*INSTRUCTION*. Restate each line word for word. Leave out every picture.

*WORKING DATA*.
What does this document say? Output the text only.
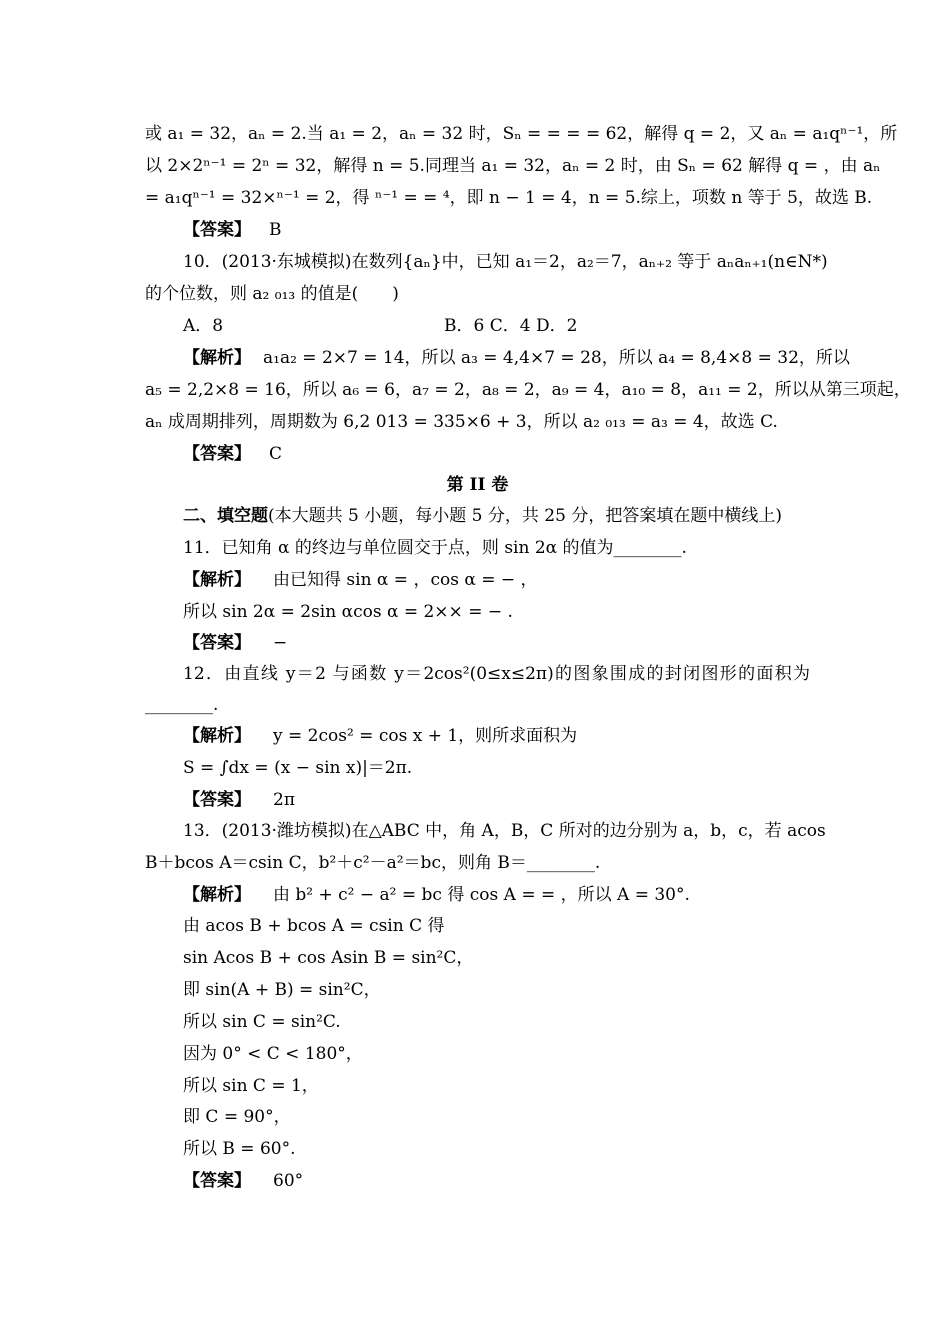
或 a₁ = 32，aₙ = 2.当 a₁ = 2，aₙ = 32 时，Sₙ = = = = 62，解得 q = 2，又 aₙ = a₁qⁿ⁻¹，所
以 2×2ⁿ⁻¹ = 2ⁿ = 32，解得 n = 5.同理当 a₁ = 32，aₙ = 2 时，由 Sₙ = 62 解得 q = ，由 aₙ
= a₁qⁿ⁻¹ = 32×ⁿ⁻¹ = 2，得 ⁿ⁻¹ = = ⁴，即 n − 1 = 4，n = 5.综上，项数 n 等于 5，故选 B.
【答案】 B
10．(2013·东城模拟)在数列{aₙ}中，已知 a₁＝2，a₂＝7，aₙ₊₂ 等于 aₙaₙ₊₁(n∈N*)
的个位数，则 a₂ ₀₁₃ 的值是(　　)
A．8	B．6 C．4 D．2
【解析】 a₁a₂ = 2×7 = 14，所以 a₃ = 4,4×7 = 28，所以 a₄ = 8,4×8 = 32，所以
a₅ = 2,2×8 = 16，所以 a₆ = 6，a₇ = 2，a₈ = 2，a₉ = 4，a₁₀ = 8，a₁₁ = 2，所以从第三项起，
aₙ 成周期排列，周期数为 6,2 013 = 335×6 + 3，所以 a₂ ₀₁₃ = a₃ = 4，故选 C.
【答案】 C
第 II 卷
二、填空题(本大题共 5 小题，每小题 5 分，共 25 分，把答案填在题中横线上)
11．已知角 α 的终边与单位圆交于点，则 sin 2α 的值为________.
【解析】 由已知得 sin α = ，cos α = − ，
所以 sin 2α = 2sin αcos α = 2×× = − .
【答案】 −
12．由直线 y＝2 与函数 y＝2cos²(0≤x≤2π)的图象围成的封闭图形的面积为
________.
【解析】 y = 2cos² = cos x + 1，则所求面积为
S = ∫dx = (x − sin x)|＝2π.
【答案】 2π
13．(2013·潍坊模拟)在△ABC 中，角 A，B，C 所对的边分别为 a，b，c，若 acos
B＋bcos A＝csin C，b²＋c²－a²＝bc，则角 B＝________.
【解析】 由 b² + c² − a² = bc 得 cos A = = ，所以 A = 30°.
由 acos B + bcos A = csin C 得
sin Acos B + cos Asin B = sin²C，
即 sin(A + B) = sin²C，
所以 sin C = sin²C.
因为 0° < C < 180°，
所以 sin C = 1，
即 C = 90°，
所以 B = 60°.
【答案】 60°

*REPLY TO THE EXERCISE*.
What does this document say? Output the text only.
或 a₁ = 32，aₙ = 2.当 a₁ = 2，aₙ = 32 时，Sₙ = = = = 62，解得 q = 2，又 aₙ = a₁qⁿ⁻¹，所
以 2×2ⁿ⁻¹ = 2ⁿ = 32，解得 n = 5.同理当 a₁ = 32，aₙ = 2 时，由 Sₙ = 62 解得 q = ，由 aₙ
= a₁qⁿ⁻¹ = 32×ⁿ⁻¹ = 2，得 ⁿ⁻¹ = = ⁴，即 n − 1 = 4，n = 5.综上，项数 n 等于 5，故选 B.
【答案】 B
10．(2013·东城模拟)在数列{aₙ}中，已知 a₁＝2，a₂＝7，aₙ₊₂ 等于 aₙaₙ₊₁(n∈N*)
的个位数，则 a₂ ₀₁₃ 的值是(　　)
A．8	B．6 C．4 D．2
【解析】 a₁a₂ = 2×7 = 14，所以 a₃ = 4,4×7 = 28，所以 a₄ = 8,4×8 = 32，所以
a₅ = 2,2×8 = 16，所以 a₆ = 6，a₇ = 2，a₈ = 2，a₉ = 4，a₁₀ = 8，a₁₁ = 2，所以从第三项起，
aₙ 成周期排列，周期数为 6,2 013 = 335×6 + 3，所以 a₂ ₀₁₃ = a₃ = 4，故选 C.
【答案】 C
第 II 卷
二、填空题(本大题共 5 小题，每小题 5 分，共 25 分，把答案填在题中横线上)
11．已知角 α 的终边与单位圆交于点，则 sin 2α 的值为________.
【解析】 由已知得 sin α = ，cos α = − ，
所以 sin 2α = 2sin αcos α = 2×× = − .
【答案】 −
12．由直线 y＝2 与函数 y＝2cos²(0≤x≤2π)的图象围成的封闭图形的面积为
________.
【解析】 y = 2cos² = cos x + 1，则所求面积为
S = ∫dx = (x − sin x)|＝2π.
【答案】 2π
13．(2013·潍坊模拟)在△ABC 中，角 A，B，C 所对的边分别为 a，b，c，若 acos
B＋bcos A＝csin C，b²＋c²－a²＝bc，则角 B＝________.
【解析】 由 b² + c² − a² = bc 得 cos A = = ，所以 A = 30°.
由 acos B + bcos A = csin C 得
sin Acos B + cos Asin B = sin²C，
即 sin(A + B) = sin²C，
所以 sin C = sin²C.
因为 0° < C < 180°，
所以 sin C = 1，
即 C = 90°，
所以 B = 60°.
【答案】 60°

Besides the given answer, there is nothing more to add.